What is needed
The complete listing should be restated exactly.
··· Data records ···
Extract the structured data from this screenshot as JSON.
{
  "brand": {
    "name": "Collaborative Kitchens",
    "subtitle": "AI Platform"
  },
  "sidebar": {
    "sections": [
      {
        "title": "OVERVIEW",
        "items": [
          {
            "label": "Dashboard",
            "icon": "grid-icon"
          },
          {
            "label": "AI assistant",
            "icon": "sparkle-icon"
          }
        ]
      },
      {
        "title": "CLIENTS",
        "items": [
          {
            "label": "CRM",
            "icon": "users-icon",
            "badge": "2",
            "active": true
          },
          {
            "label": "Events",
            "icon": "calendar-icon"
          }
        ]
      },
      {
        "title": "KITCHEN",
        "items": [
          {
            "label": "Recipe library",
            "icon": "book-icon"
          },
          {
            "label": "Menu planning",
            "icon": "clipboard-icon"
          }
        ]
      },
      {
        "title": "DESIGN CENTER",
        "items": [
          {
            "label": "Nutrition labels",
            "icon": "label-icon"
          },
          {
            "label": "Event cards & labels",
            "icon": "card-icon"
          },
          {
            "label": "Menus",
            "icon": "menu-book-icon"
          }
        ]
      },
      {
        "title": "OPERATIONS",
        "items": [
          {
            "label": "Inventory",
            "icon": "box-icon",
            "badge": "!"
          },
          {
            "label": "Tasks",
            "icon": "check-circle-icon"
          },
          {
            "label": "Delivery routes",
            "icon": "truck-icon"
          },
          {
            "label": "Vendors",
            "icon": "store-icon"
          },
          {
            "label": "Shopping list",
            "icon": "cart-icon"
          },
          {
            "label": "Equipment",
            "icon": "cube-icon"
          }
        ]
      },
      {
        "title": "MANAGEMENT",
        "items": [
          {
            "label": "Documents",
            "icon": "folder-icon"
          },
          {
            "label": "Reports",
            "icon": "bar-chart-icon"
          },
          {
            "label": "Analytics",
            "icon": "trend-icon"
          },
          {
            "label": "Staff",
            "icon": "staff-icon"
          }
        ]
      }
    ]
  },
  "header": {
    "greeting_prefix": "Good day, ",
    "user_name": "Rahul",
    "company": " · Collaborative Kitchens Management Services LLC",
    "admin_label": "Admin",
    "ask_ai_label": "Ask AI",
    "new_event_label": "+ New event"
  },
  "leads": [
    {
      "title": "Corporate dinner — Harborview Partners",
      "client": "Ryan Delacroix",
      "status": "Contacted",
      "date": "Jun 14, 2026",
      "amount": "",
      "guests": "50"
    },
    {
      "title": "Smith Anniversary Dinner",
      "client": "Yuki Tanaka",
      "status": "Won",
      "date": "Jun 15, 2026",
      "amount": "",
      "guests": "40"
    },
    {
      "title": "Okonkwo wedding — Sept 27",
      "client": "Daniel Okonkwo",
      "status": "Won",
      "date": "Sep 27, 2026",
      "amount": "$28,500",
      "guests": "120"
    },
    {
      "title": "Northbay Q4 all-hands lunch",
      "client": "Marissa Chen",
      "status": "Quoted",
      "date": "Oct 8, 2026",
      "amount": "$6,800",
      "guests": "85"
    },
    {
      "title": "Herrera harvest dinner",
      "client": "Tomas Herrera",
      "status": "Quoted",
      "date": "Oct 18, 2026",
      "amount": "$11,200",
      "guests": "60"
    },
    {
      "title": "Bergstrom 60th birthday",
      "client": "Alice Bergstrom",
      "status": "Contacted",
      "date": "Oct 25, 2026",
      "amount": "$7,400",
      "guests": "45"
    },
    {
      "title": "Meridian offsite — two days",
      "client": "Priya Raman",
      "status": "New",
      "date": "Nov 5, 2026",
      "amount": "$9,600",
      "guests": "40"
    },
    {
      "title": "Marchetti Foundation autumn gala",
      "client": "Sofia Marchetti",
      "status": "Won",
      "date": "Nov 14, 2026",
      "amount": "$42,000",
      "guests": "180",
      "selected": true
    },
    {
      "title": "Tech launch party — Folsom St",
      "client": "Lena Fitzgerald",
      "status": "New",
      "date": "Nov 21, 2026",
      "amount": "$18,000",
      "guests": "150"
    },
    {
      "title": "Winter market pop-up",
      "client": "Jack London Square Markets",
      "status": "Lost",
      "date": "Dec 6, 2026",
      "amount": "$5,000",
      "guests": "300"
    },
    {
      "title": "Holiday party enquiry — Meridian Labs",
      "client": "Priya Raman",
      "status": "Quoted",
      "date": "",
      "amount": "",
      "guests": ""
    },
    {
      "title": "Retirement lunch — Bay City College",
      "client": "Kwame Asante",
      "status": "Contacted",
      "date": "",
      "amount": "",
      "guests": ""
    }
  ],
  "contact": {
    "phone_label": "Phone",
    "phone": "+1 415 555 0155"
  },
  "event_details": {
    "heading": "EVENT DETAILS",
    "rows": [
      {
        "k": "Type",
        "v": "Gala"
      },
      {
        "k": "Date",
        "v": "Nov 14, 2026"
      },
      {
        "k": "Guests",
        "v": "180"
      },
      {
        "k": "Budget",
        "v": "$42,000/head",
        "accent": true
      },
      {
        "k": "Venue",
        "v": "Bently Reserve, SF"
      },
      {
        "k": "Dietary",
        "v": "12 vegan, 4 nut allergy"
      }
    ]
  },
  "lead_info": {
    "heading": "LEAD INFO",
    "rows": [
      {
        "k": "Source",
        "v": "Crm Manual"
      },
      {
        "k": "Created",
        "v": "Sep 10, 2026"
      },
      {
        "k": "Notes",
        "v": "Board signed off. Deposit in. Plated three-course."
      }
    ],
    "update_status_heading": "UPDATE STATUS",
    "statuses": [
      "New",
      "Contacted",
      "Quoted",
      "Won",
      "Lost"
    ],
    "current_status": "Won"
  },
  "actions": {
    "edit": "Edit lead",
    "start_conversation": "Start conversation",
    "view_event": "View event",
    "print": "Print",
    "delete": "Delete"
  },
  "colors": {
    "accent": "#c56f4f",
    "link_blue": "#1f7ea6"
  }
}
···
Written answer
Extract the structured data from this screenshot as JSON.
{
  "brand": {
    "name": "Collaborative Kitchens",
    "subtitle": "AI Platform"
  },
  "sidebar": {
    "sections": [
      {
        "title": "OVERVIEW",
        "items": [
          {
            "label": "Dashboard",
            "icon": "grid-icon"
          },
          {
            "label": "AI assistant",
            "icon": "sparkle-icon"
          }
        ]
      },
      {
        "title": "CLIENTS",
        "items": [
          {
            "label": "CRM",
            "icon": "users-icon",
            "badge": "2",
            "active": true
          },
          {
            "label": "Events",
            "icon": "calendar-icon"
          }
        ]
      },
      {
        "title": "KITCHEN",
        "items": [
          {
            "label": "Recipe library",
            "icon": "book-icon"
          },
          {
            "label": "Menu planning",
            "icon": "clipboard-icon"
          }
        ]
      },
      {
        "title": "DESIGN CENTER",
        "items": [
          {
            "label": "Nutrition labels",
            "icon": "label-icon"
          },
          {
            "label": "Event cards & labels",
            "icon": "card-icon"
          },
          {
            "label": "Menus",
            "icon": "menu-book-icon"
          }
        ]
      },
      {
        "title": "OPERATIONS",
        "items": [
          {
            "label": "Inventory",
            "icon": "box-icon",
            "badge": "!"
          },
          {
            "label": "Tasks",
            "icon": "check-circle-icon"
          },
          {
            "label": "Delivery routes",
            "icon": "truck-icon"
          },
          {
            "label": "Vendors",
            "icon": "store-icon"
          },
          {
            "label": "Shopping list",
            "icon": "cart-icon"
          },
          {
            "label": "Equipment",
            "icon": "cube-icon"
          }
        ]
      },
      {
        "title": "MANAGEMENT",
        "items": [
          {
            "label": "Documents",
            "icon": "folder-icon"
          },
          {
            "label": "Reports",
            "icon": "bar-chart-icon"
          },
          {
            "label": "Analytics",
            "icon": "trend-icon"
          },
          {
            "label": "Staff",
            "icon": "staff-icon"
          }
        ]
      }
    ]
  },
  "header": {
    "greeting_prefix": "Good day, ",
    "user_name": "Rahul",
    "company": " · Collaborative Kitchens Management Services LLC",
    "admin_label": "Admin",
    "ask_ai_label": "Ask AI",
    "new_event_label": "+ New event"
  },
  "leads": [
    {
      "title": "Corporate dinner — Harborview Partners",
      "client": "Ryan Delacroix",
      "status": "Contacted",
      "date": "Jun 14, 2026",
      "amount": "",
      "guests": "50"
    },
    {
      "title": "Smith Anniversary Dinner",
      "client": "Yuki Tanaka",
      "status": "Won",
      "date": "Jun 15, 2026",
      "amount": "",
      "guests": "40"
    },
    {
      "title": "Okonkwo wedding — Sept 27",
      "client": "Daniel Okonkwo",
      "status": "Won",
      "date": "Sep 27, 2026",
      "amount": "$28,500",
      "guests": "120"
    },
    {
      "title": "Northbay Q4 all-hands lunch",
      "client": "Marissa Chen",
      "status": "Quoted",
      "date": "Oct 8, 2026",
      "amount": "$6,800",
      "guests": "85"
    },
    {
      "title": "Herrera harvest dinner",
      "client": "Tomas Herrera",
      "status": "Quoted",
      "date": "Oct 18, 2026",
      "amount": "$11,200",
      "guests": "60"
    },
    {
      "title": "Bergstrom 60th birthday",
      "client": "Alice Bergstrom",
      "status": "Contacted",
      "date": "Oct 25, 2026",
      "amount": "$7,400",
      "guests": "45"
    },
    {
      "title": "Meridian offsite — two days",
      "client": "Priya Raman",
      "status": "New",
      "date": "Nov 5, 2026",
      "amount": "$9,600",
      "guests": "40"
    },
    {
      "title": "Marchetti Foundation autumn gala",
      "client": "Sofia Marchetti",
      "status": "Won",
      "date": "Nov 14, 2026",
      "amount": "$42,000",
      "guests": "180",
      "selected": true
    },
    {
      "title": "Tech launch party — Folsom St",
      "client": "Lena Fitzgerald",
      "status": "New",
      "date": "Nov 21, 2026",
      "amount": "$18,000",
      "guests": "150"
    },
    {
      "title": "Winter market pop-up",
      "client": "Jack London Square Markets",
      "status": "Lost",
      "date": "Dec 6, 2026",
      "amount": "$5,000",
      "guests": "300"
    },
    {
      "title": "Holiday party enquiry — Meridian Labs",
      "client": "Priya Raman",
      "status": "Quoted",
      "date": "",
      "amount": "",
      "guests": ""
    },
    {
      "title": "Retirement lunch — Bay City College",
      "client": "Kwame Asante",
      "status": "Contacted",
      "date": "",
      "amount": "",
      "guests": ""
    }
  ],
  "contact": {
    "phone_label": "Phone",
    "phone": "+1 415 555 0155"
  },
  "event_details": {
    "heading": "EVENT DETAILS",
    "rows": [
      {
        "k": "Type",
        "v": "Gala"
      },
      {
        "k": "Date",
        "v": "Nov 14, 2026"
      },
      {
        "k": "Guests",
        "v": "180"
      },
      {
        "k": "Budget",
        "v": "$42,000/head",
        "accent": true
      },
      {
        "k": "Venue",
        "v": "Bently Reserve, SF"
      },
      {
        "k": "Dietary",
        "v": "12 vegan, 4 nut allergy"
      }
    ]
  },
  "lead_info": {
    "heading": "LEAD INFO",
    "rows": [
      {
        "k": "Source",
        "v": "Crm Manual"
      },
      {
        "k": "Created",
        "v": "Sep 10, 2026"
      },
      {
        "k": "Notes",
        "v": "Board signed off. Deposit in. Plated three-course."
      }
    ],
    "update_status_heading": "UPDATE STATUS",
    "statuses": [
      "New",
      "Contacted",
      "Quoted",
      "Won",
      "Lost"
    ],
    "current_status": "Won"
  },
  "actions": {
    "edit": "Edit lead",
    "start_conversation": "Start conversation",
    "view_event": "View event",
    "print": "Print",
    "delete": "Delete"
  },
  "colors": {
    "accent": "#c56f4f",
    "link_blue": "#1f7ea6"
  }
}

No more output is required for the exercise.